→ **CHALLENGE**: Copy the data exactly; pictures stay out of the copy.

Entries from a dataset
----

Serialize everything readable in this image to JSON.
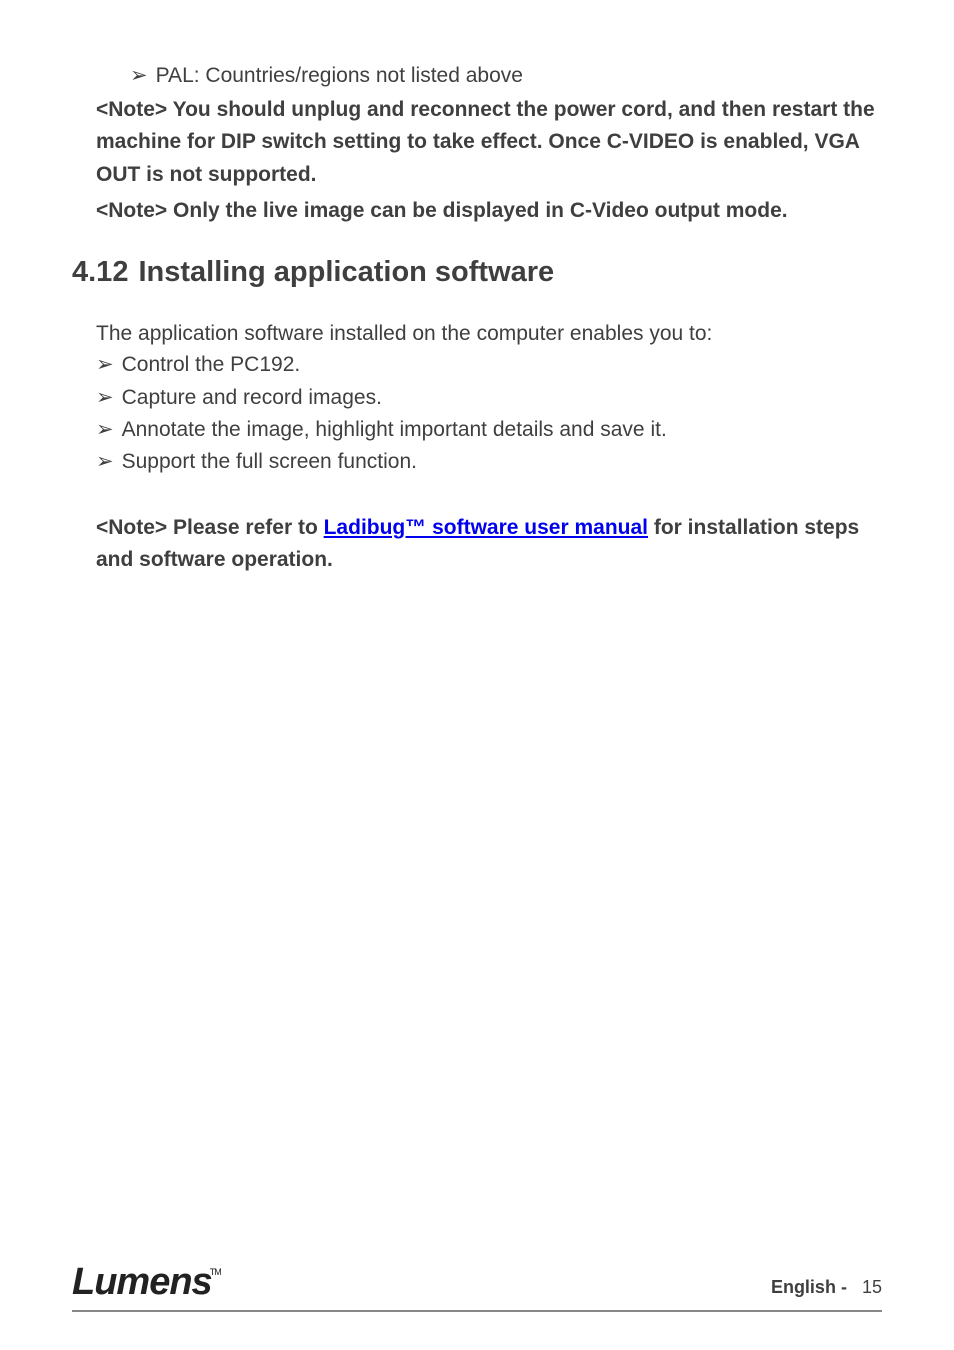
{
  "top_bullet": {
    "marker": "➢",
    "text": "PAL: Countries/regions not listed above"
  },
  "note1": "<Note> You should unplug and reconnect the power cord, and then restart the machine for DIP switch setting to take effect. Once C-VIDEO is enabled, VGA OUT is not supported.",
  "note2": "<Note> Only the live image can be displayed in C-Video output mode.",
  "section": {
    "number": "4.12",
    "title": "Installing application software"
  },
  "intro": "The application software installed on the computer enables you to:",
  "bullets": [
    {
      "marker": "➢",
      "text": "Control the PC192."
    },
    {
      "marker": "➢",
      "text": "Capture and record images."
    },
    {
      "marker": "➢",
      "text": "Annotate the image, highlight important details and save it."
    },
    {
      "marker": "➢",
      "text": "Support the full screen function."
    }
  ],
  "note3": {
    "prefix": "<Note> Please refer to ",
    "link": "Ladibug™ software user manual",
    "suffix": " for installation steps and software operation."
  },
  "footer": {
    "logo": "Lumens",
    "tm": "TM",
    "lang": "English -",
    "page": "15"
  }
}
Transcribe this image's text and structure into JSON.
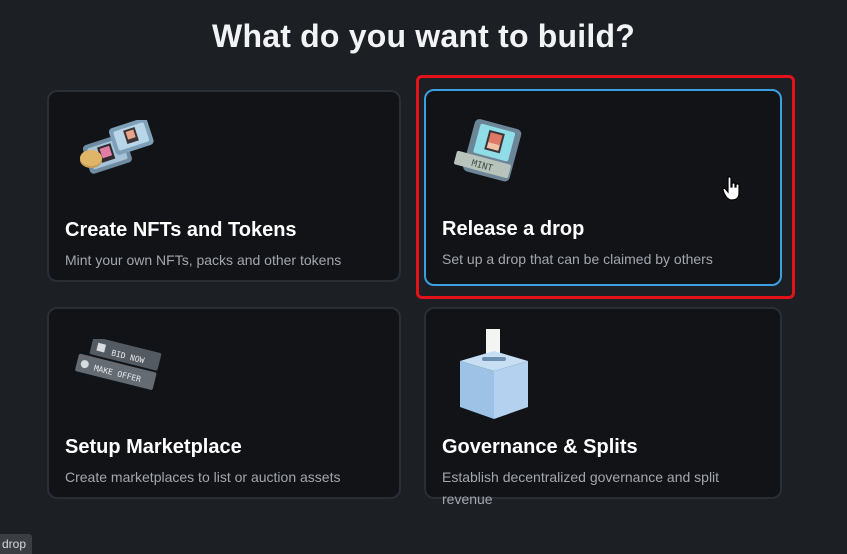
{
  "page": {
    "title": "What do you want to build?"
  },
  "cards": [
    {
      "title": "Create NFTs and Tokens",
      "description": "Mint your own NFTs, packs and other tokens",
      "icon": "nft-cards-icon"
    },
    {
      "title": "Release a drop",
      "description": "Set up a drop that can be claimed by others",
      "icon": "mint-card-icon",
      "mint_text": "MINT"
    },
    {
      "title": "Setup Marketplace",
      "description": "Create marketplaces to list or auction assets",
      "icon": "marketplace-tags-icon",
      "bid_text": "BID NOW",
      "offer_text": "MAKE OFFER"
    },
    {
      "title": "Governance & Splits",
      "description": "Establish decentralized governance and split revenue",
      "icon": "ballot-box-icon"
    }
  ],
  "tooltip": {
    "text": "drop"
  },
  "colors": {
    "background": "#1c1f24",
    "card": "#111317",
    "active_border": "#3b9fe0",
    "highlight": "#e3121a"
  }
}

----

→ **ANSWER TO THIS PROBLEM**:
Serialize everything readable in this image to JSON.
{
  "top_bullet": {
    "marker": "➢",
    "text": "PAL: Countries/regions not listed above"
  },
  "note1": "<Note> You should unplug and reconnect the power cord, and then restart the machine for DIP switch setting to take effect. Once C-VIDEO is enabled, VGA OUT is not supported.",
  "note2": "<Note> Only the live image can be displayed in C-Video output mode.",
  "section": {
    "number": "4.12",
    "title": "Installing application software"
  },
  "intro": "The application software installed on the computer enables you to:",
  "bullets": [
    {
      "marker": "➢",
      "text": "Control the PC192."
    },
    {
      "marker": "➢",
      "text": "Capture and record images."
    },
    {
      "marker": "➢",
      "text": "Annotate the image, highlight important details and save it."
    },
    {
      "marker": "➢",
      "text": "Support the full screen function."
    }
  ],
  "note3": {
    "prefix": "<Note> Please refer to ",
    "link": "Ladibug™ software user manual",
    "suffix": " for installation steps and software operation."
  },
  "footer": {
    "logo": "Lumens",
    "tm": "TM",
    "lang": "English -",
    "page": "15"
  }
}
Transcribe this image's text and structure into JSON.
{
  "page": {
    "title": "What do you want to build?"
  },
  "cards": [
    {
      "title": "Create NFTs and Tokens",
      "description": "Mint your own NFTs, packs and other tokens",
      "icon": "nft-cards-icon"
    },
    {
      "title": "Release a drop",
      "description": "Set up a drop that can be claimed by others",
      "icon": "mint-card-icon",
      "mint_text": "MINT"
    },
    {
      "title": "Setup Marketplace",
      "description": "Create marketplaces to list or auction assets",
      "icon": "marketplace-tags-icon",
      "bid_text": "BID NOW",
      "offer_text": "MAKE OFFER"
    },
    {
      "title": "Governance & Splits",
      "description": "Establish decentralized governance and split revenue",
      "icon": "ballot-box-icon"
    }
  ],
  "tooltip": {
    "text": "drop"
  },
  "colors": {
    "background": "#1c1f24",
    "card": "#111317",
    "active_border": "#3b9fe0",
    "highlight": "#e3121a"
  }
}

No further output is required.